EXERCISE DESCRIPTION: Below are some records. Say in a single number how many of their lines include the word "Focus".

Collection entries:
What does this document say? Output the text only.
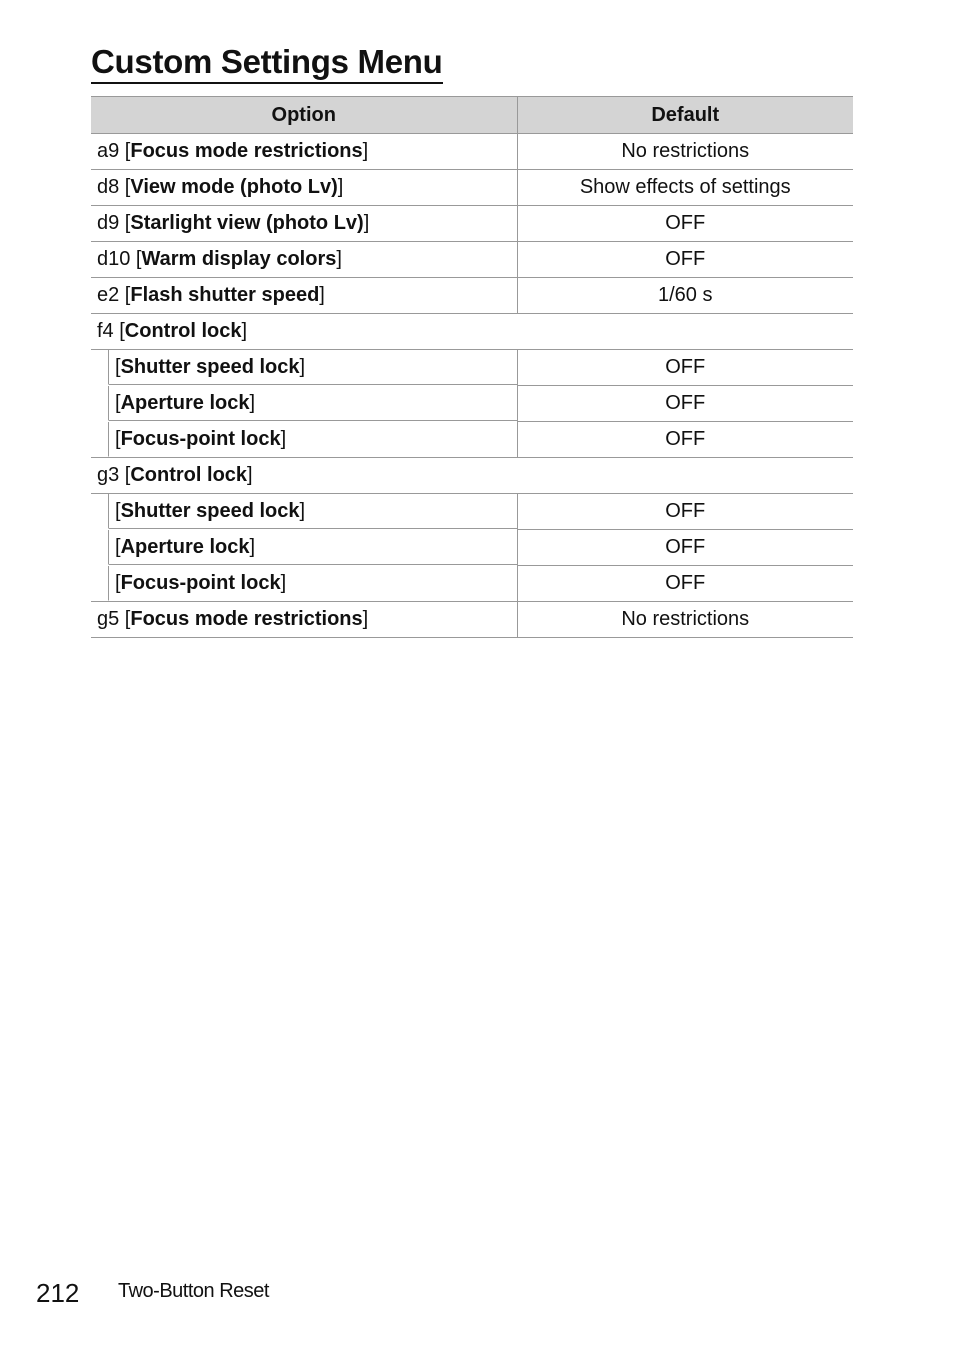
Custom Settings Menu
Option	Default
a9 [Focus mode restrictions]	No restrictions
d8 [View mode (photo Lv)]	Show effects of settings
d9 [Starlight view (photo Lv)]	OFF
d10 [Warm display colors]	OFF
e2 [Flash shutter speed]	1/60 s
f4 [Control lock]	

[ Shutter speed lock ]	OFF

[ Aperture lock ]	OFF

[ Focus-point lock ]	OFF
g3 [Control lock]	

[ Shutter speed lock ]	OFF

[ Aperture lock ]	OFF

[ Focus-point lock ]	OFF
g5 [Focus mode restrictions]	No restrictions
212 Two-Button Reset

RESULT FOR THIS EXERCISE: 4